◆ **Supplied material**:
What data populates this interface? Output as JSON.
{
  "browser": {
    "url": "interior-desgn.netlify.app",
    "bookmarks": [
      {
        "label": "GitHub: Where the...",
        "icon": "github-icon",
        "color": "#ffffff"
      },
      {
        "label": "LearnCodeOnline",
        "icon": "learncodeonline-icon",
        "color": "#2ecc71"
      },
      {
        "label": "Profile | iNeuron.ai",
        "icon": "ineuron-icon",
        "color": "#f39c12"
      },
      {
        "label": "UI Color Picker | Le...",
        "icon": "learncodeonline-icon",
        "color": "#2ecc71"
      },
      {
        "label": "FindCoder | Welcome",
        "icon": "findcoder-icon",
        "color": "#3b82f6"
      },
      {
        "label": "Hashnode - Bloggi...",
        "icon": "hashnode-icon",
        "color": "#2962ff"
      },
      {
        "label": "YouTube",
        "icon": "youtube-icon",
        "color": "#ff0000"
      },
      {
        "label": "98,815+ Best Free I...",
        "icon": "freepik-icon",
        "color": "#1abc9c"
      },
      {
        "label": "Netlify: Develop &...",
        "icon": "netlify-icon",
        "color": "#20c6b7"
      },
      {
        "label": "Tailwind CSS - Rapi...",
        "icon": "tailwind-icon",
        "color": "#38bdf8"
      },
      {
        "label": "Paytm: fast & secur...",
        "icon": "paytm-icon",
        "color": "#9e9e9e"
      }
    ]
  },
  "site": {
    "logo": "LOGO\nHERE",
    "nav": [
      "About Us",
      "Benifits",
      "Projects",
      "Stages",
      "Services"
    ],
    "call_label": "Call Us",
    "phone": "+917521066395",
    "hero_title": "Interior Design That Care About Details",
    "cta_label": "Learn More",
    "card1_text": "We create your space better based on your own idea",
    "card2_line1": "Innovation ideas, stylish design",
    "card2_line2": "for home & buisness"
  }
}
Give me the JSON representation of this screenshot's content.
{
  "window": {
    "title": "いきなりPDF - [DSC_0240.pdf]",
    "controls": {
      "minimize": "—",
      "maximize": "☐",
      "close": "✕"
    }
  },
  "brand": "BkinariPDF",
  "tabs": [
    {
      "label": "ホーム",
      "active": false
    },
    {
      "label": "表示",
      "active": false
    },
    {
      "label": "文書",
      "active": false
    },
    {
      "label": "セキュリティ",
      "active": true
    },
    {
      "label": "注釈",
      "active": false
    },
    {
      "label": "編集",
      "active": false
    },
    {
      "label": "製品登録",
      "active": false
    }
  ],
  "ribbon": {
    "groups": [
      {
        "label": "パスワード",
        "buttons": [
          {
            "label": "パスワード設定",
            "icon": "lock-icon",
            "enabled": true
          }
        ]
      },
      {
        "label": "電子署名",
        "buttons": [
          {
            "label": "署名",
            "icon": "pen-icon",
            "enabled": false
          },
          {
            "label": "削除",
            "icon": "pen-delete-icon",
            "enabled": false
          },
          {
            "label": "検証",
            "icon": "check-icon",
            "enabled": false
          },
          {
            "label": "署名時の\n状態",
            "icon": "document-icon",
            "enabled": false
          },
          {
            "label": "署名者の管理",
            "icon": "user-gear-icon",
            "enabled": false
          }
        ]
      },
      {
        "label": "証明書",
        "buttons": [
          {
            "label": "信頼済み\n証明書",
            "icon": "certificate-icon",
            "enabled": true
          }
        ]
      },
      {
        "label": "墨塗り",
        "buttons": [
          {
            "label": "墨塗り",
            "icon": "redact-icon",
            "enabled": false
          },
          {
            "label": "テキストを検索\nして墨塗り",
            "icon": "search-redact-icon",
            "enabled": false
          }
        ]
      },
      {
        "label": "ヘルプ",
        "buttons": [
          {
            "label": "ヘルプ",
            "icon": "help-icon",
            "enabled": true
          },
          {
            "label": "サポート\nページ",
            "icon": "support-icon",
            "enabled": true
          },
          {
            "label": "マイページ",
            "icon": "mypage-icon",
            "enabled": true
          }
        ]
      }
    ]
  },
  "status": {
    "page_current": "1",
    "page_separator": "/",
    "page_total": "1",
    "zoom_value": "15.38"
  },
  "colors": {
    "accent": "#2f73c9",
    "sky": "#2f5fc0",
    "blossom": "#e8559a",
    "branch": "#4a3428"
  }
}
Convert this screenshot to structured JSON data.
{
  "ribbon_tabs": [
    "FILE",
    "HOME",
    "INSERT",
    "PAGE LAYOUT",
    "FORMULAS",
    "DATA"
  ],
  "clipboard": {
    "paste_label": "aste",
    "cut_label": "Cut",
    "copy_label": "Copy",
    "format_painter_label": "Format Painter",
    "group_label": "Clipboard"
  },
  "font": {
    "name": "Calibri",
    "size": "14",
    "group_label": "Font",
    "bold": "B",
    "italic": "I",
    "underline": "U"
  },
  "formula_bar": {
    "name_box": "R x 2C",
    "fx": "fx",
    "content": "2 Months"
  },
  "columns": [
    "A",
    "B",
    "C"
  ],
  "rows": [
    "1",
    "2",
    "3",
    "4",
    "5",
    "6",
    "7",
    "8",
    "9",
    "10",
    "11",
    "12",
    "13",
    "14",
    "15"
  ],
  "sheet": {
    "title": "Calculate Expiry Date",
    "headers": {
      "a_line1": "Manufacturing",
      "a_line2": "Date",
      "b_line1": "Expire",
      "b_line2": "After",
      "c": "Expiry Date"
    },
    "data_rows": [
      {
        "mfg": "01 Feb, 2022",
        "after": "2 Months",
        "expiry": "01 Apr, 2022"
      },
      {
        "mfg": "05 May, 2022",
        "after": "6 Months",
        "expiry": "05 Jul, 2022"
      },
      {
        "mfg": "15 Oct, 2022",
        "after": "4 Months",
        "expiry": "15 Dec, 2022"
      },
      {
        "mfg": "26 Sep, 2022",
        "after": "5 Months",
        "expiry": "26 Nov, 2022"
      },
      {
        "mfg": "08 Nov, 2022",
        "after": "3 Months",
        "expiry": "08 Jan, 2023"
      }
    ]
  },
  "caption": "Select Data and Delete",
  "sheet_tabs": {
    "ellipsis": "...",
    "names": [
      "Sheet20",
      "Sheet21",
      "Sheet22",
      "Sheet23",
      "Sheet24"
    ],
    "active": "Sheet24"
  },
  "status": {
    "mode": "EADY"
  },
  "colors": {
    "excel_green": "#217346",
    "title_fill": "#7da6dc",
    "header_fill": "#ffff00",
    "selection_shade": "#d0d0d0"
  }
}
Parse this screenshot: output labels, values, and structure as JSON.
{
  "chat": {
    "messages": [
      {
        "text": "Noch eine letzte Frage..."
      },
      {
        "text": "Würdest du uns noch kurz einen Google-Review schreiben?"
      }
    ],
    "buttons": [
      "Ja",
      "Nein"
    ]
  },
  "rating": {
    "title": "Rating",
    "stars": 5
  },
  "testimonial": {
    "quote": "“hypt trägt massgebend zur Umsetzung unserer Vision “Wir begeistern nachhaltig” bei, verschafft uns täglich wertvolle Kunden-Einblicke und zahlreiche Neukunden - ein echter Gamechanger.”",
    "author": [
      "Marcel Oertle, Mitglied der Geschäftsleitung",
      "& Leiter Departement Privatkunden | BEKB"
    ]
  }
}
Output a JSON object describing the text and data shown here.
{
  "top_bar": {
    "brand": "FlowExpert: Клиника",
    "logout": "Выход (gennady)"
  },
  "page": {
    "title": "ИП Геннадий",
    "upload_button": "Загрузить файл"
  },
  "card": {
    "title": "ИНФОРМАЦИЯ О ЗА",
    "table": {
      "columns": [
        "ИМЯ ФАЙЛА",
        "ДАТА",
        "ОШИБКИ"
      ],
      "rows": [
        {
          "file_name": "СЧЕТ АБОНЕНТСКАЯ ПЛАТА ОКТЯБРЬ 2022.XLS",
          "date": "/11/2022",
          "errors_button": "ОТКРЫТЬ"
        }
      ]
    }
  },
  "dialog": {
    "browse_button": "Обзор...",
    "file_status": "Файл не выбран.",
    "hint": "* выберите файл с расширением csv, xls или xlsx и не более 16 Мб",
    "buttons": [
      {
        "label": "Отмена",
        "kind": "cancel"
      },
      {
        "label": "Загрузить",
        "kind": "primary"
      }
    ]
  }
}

◆ **Work required**:
In the records above, return only the line that contains "Parse this screenshot: output" and every line after it through the last, exactly as they appear.

◆ **Result of this exercise**:
Parse this screenshot: output labels, values, and structure as JSON.
{
  "chat": {
    "messages": [
      {
        "text": "Noch eine letzte Frage..."
      },
      {
        "text": "Würdest du uns noch kurz einen Google-Review schreiben?"
      }
    ],
    "buttons": [
      "Ja",
      "Nein"
    ]
  },
  "rating": {
    "title": "Rating",
    "stars": 5
  },
  "testimonial": {
    "quote": "“hypt trägt massgebend zur Umsetzung unserer Vision “Wir begeistern nachhaltig” bei, verschafft uns täglich wertvolle Kunden-Einblicke und zahlreiche Neukunden - ein echter Gamechanger.”",
    "author": [
      "Marcel Oertle, Mitglied der Geschäftsleitung",
      "& Leiter Departement Privatkunden | BEKB"
    ]
  }
}
Output a JSON object describing the text and data shown here.
{
  "top_bar": {
    "brand": "FlowExpert: Клиника",
    "logout": "Выход (gennady)"
  },
  "page": {
    "title": "ИП Геннадий",
    "upload_button": "Загрузить файл"
  },
  "card": {
    "title": "ИНФОРМАЦИЯ О ЗА",
    "table": {
      "columns": [
        "ИМЯ ФАЙЛА",
        "ДАТА",
        "ОШИБКИ"
      ],
      "rows": [
        {
          "file_name": "СЧЕТ АБОНЕНТСКАЯ ПЛАТА ОКТЯБРЬ 2022.XLS",
          "date": "/11/2022",
          "errors_button": "ОТКРЫТЬ"
        }
      ]
    }
  },
  "dialog": {
    "browse_button": "Обзор...",
    "file_status": "Файл не выбран.",
    "hint": "* выберите файл с расширением csv, xls или xlsx и не более 16 Мб",
    "buttons": [
      {
        "label": "Отмена",
        "kind": "cancel"
      },
      {
        "label": "Загрузить",
        "kind": "primary"
      }
    ]
  }
}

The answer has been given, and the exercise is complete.